Lift out all lines below that contain "在校期间".

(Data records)
[BEGIN]

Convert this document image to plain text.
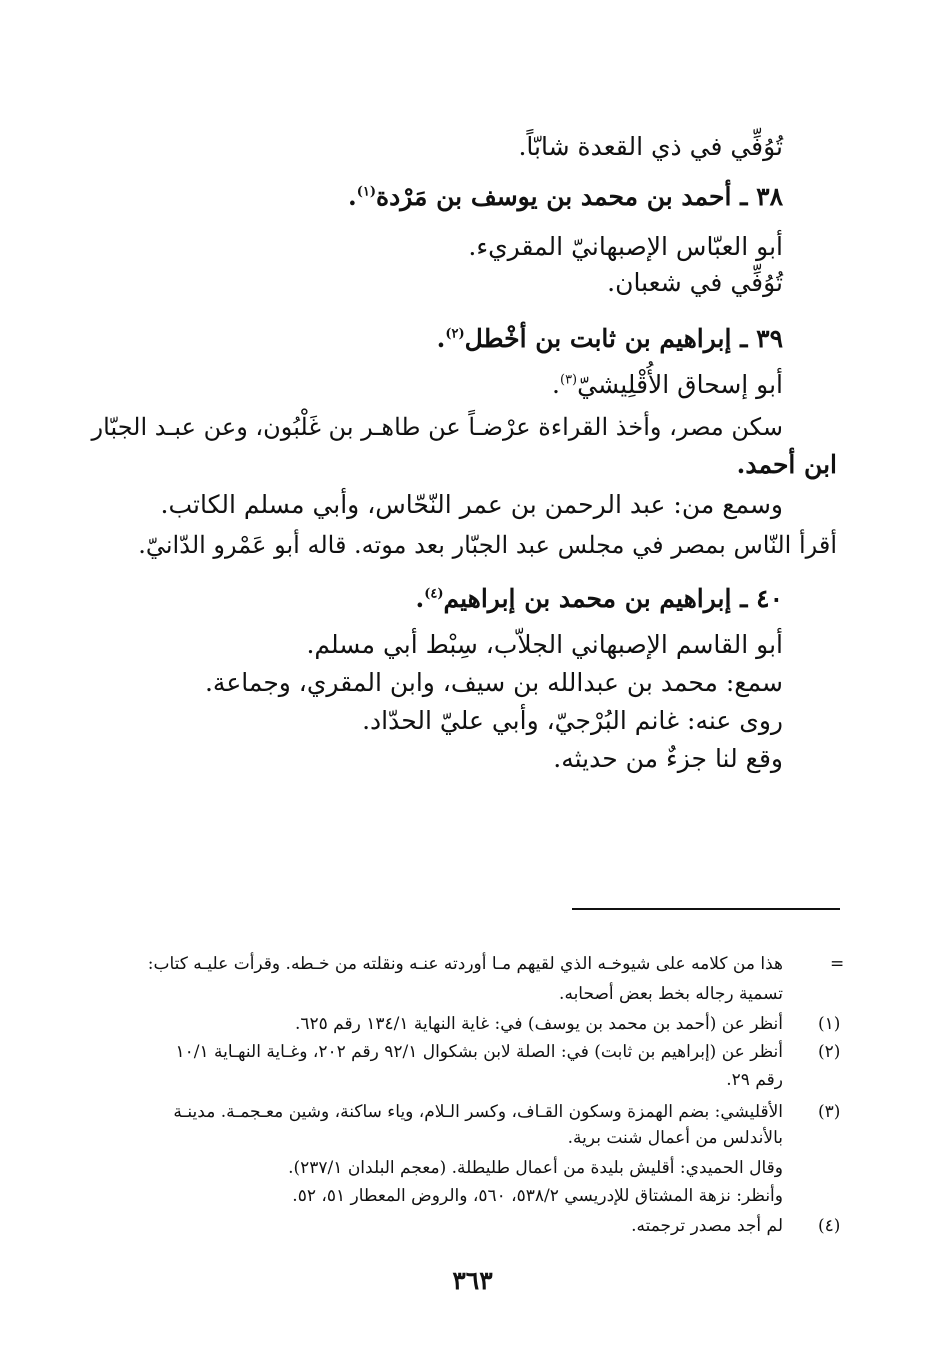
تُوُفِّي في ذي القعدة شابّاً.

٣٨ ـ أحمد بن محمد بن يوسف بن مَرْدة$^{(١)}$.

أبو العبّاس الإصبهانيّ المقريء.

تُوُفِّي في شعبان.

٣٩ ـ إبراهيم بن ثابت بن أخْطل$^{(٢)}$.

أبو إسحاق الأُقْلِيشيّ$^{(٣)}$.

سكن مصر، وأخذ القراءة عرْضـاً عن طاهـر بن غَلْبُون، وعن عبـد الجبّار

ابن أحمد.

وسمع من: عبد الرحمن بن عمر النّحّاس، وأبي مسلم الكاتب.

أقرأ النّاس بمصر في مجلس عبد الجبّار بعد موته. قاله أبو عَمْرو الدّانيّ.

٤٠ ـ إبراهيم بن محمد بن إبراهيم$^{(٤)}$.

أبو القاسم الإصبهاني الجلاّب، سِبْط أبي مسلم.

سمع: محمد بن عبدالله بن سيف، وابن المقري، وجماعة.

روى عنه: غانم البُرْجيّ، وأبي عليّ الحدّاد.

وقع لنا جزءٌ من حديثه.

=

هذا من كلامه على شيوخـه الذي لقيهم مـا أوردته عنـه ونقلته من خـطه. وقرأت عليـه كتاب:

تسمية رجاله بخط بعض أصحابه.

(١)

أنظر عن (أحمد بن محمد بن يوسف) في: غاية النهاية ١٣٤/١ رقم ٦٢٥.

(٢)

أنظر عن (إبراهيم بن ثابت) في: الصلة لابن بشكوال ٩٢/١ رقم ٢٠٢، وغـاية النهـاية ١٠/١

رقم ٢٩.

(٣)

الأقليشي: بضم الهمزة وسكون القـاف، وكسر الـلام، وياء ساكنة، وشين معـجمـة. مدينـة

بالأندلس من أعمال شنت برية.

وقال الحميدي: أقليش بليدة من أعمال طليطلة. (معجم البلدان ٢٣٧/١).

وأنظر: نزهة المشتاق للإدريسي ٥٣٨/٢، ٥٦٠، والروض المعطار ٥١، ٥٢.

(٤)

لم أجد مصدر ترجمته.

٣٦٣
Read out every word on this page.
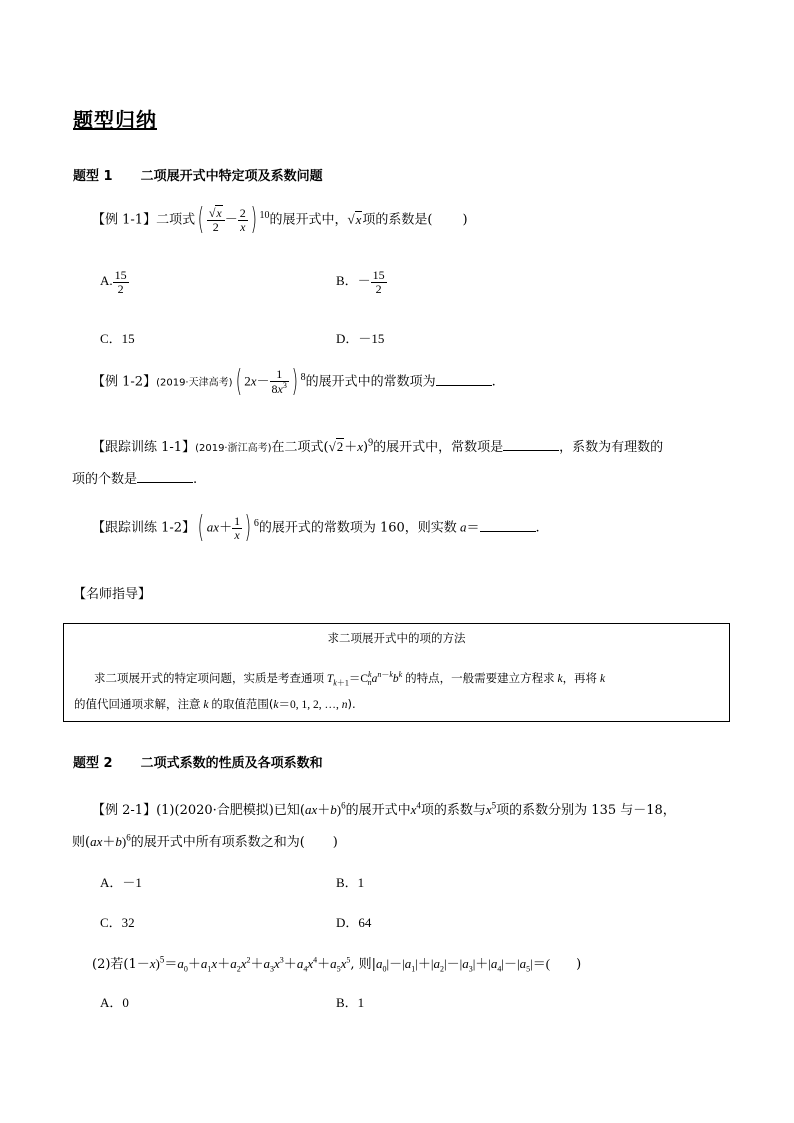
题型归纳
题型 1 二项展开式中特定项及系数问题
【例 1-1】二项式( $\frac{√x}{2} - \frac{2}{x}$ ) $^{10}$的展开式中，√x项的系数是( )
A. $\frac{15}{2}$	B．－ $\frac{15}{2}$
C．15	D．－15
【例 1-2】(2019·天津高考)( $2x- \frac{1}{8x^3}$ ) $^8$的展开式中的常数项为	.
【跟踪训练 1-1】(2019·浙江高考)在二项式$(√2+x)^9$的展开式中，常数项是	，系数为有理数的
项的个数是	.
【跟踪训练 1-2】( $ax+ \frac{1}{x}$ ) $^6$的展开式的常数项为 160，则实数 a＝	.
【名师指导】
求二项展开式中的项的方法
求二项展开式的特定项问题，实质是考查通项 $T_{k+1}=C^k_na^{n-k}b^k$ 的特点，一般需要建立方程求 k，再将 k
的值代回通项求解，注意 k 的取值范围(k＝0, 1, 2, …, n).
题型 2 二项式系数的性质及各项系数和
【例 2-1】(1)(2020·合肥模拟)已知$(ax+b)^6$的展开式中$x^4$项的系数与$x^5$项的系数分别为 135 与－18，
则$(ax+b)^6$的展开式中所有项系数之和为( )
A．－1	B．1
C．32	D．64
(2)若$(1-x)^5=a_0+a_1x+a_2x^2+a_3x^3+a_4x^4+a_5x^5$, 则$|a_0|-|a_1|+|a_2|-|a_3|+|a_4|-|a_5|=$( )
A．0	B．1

[END]
[BEGIN]

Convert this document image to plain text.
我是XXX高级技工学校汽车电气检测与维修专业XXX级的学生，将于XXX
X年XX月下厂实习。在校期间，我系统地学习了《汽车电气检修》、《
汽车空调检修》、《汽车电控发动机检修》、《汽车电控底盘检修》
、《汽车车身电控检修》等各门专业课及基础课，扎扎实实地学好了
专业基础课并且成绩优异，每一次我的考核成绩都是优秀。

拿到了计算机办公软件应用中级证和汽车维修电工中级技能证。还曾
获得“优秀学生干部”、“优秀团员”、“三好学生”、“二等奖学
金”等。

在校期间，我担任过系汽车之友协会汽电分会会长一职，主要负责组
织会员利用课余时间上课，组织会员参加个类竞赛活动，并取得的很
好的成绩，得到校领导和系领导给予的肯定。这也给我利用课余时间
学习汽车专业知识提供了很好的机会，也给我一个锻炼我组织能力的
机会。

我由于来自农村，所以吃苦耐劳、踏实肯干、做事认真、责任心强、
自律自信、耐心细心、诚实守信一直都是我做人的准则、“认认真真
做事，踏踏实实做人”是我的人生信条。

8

[END]
[BEGIN]

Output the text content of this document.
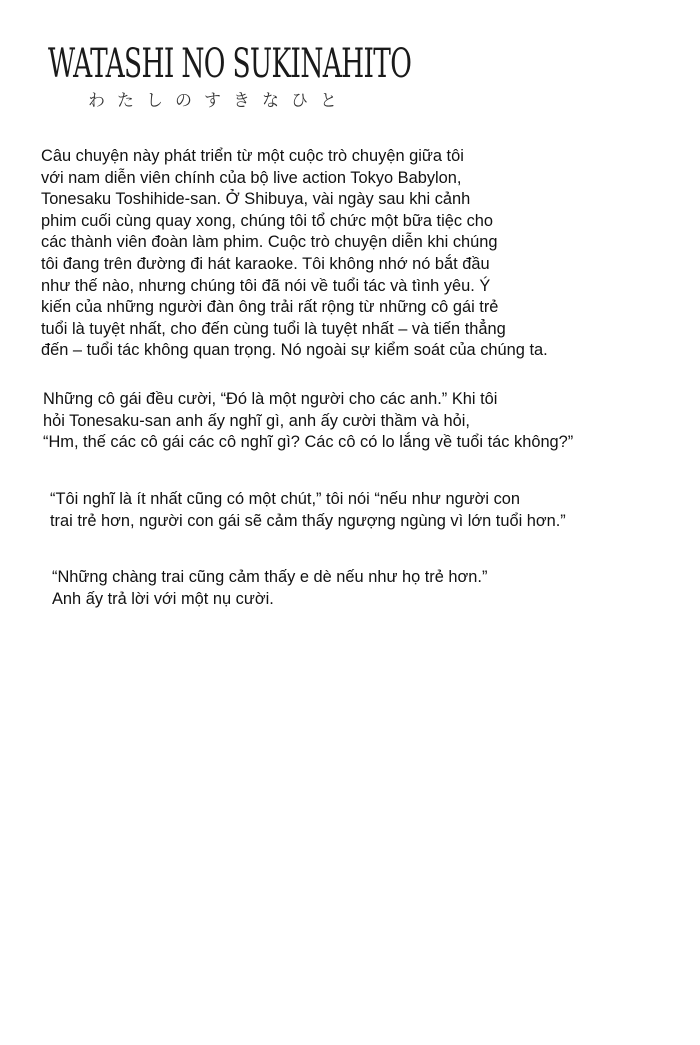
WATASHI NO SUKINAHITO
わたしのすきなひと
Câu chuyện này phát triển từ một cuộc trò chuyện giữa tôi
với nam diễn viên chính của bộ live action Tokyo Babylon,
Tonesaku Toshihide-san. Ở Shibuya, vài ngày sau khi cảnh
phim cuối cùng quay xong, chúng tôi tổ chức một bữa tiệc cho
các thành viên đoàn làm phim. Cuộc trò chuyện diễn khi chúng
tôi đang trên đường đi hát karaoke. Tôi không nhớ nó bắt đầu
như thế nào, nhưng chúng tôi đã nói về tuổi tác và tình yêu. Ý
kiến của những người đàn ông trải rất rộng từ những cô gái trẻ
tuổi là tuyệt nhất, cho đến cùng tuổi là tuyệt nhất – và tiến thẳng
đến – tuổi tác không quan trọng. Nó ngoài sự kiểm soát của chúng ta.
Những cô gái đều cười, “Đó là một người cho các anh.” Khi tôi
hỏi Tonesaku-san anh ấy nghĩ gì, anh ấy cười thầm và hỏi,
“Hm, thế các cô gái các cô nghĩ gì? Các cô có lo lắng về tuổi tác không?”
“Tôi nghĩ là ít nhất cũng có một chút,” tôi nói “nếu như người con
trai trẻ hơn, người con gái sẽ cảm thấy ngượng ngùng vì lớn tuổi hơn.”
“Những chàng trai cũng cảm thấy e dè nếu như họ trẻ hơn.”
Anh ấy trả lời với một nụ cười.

[END]

• _Result for this exercise_:
X年XX月下厂实习。在校期间，我系统地学习了《汽车电气检修》、《
在校期间，我担任过系汽车之友协会汽电分会会长一职，主要负责组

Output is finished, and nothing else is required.